_Request_: Gather all lines in the data that hold the string "新澳门六合彩".

# Supplied material start

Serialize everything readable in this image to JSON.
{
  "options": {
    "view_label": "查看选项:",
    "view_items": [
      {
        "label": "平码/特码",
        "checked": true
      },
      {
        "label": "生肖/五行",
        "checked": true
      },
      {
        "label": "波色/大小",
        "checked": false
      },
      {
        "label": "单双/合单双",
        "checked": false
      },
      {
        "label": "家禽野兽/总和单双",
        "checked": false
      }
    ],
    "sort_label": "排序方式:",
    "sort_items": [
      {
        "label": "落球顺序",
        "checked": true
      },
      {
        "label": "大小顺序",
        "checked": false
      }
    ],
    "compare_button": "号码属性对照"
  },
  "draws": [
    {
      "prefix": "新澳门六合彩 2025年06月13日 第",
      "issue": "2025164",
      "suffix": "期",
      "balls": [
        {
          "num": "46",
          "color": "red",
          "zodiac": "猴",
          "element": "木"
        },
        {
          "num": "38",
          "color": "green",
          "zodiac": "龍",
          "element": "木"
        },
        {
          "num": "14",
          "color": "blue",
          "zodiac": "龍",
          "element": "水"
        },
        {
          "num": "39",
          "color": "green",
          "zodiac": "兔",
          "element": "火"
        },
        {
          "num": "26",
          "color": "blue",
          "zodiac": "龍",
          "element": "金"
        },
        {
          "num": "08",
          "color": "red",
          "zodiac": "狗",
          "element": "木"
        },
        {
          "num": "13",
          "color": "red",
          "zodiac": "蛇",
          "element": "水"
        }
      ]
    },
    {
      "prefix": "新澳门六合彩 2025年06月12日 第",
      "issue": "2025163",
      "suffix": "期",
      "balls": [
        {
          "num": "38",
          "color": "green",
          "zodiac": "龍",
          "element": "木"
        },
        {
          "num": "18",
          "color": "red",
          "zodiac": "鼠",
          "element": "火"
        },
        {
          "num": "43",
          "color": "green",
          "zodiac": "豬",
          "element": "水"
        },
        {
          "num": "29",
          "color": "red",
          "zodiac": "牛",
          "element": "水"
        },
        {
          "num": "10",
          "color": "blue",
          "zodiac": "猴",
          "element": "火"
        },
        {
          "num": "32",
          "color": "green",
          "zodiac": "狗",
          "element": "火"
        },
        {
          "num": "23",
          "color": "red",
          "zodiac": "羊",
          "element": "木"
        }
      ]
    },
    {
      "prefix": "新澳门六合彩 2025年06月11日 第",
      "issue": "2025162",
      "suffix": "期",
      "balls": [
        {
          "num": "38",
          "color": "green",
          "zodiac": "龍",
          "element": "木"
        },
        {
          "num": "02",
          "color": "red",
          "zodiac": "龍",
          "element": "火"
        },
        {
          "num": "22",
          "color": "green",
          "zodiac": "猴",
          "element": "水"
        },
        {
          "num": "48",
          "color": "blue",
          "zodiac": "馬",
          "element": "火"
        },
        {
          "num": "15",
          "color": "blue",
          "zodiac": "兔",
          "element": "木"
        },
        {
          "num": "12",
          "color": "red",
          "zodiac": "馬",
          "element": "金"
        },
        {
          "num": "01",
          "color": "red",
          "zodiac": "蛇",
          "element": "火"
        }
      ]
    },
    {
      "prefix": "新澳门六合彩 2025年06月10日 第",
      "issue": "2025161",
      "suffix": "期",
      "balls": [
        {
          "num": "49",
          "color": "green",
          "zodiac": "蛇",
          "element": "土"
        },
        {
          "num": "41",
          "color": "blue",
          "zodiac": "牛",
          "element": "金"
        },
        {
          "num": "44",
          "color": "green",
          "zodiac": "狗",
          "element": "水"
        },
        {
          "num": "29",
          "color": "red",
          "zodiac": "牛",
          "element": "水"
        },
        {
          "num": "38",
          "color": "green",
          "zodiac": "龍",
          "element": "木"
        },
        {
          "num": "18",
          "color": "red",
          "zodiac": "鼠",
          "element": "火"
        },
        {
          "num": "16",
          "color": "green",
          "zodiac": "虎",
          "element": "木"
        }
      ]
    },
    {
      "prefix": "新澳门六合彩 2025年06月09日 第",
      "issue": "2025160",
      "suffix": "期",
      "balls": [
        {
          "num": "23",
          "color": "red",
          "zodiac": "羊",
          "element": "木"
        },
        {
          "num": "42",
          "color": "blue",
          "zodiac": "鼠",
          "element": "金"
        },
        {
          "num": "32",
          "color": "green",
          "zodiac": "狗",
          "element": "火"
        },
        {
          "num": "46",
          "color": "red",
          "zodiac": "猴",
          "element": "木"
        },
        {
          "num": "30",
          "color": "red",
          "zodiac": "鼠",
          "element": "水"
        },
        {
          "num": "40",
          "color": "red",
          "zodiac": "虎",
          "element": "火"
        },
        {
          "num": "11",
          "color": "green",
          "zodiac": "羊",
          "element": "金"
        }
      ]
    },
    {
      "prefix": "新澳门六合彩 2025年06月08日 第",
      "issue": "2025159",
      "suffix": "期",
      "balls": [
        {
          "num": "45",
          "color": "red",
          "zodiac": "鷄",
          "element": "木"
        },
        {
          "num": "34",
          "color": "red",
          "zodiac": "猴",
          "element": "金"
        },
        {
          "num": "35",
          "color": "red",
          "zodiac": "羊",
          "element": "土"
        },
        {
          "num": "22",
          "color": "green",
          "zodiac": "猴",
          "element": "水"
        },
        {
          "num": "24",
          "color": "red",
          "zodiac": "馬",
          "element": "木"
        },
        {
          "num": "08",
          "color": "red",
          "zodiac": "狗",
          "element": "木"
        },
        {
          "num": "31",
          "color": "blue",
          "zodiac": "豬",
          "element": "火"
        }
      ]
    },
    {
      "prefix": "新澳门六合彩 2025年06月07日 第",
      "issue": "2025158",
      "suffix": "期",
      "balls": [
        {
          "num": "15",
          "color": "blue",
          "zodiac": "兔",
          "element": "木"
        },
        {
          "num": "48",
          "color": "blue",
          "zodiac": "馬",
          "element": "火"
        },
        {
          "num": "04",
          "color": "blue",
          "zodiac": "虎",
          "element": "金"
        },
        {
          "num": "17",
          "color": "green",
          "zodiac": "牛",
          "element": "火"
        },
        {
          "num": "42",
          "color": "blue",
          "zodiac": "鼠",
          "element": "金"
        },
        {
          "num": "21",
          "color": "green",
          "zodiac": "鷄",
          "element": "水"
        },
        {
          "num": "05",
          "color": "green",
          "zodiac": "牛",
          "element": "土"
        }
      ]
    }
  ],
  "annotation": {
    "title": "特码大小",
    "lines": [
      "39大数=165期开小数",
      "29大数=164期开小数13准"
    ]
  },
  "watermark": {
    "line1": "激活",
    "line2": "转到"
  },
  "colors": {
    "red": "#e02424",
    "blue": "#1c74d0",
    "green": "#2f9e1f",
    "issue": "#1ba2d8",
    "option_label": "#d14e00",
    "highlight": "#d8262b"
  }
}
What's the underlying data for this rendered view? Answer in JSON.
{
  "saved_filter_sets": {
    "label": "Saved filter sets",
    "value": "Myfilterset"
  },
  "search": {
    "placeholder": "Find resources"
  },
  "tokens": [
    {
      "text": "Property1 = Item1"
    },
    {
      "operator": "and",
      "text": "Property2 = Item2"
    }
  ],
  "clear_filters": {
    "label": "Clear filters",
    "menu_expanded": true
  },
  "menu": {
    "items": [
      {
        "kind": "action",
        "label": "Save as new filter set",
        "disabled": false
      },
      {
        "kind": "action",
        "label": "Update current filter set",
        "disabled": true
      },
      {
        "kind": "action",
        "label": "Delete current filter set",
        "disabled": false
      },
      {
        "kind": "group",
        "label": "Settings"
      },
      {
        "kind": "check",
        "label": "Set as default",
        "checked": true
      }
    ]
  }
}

# Supplied material end

_Result of the task_:
      "prefix": "新澳门六合彩 2025年06月13日 第",
      "prefix": "新澳门六合彩 2025年06月12日 第",
      "prefix": "新澳门六合彩 2025年06月11日 第",
      "prefix": "新澳门六合彩 2025年06月10日 第",
      "prefix": "新澳门六合彩 2025年06月09日 第",
      "prefix": "新澳门六合彩 2025年06月08日 第",
      "prefix": "新澳门六合彩 2025年06月07日 第",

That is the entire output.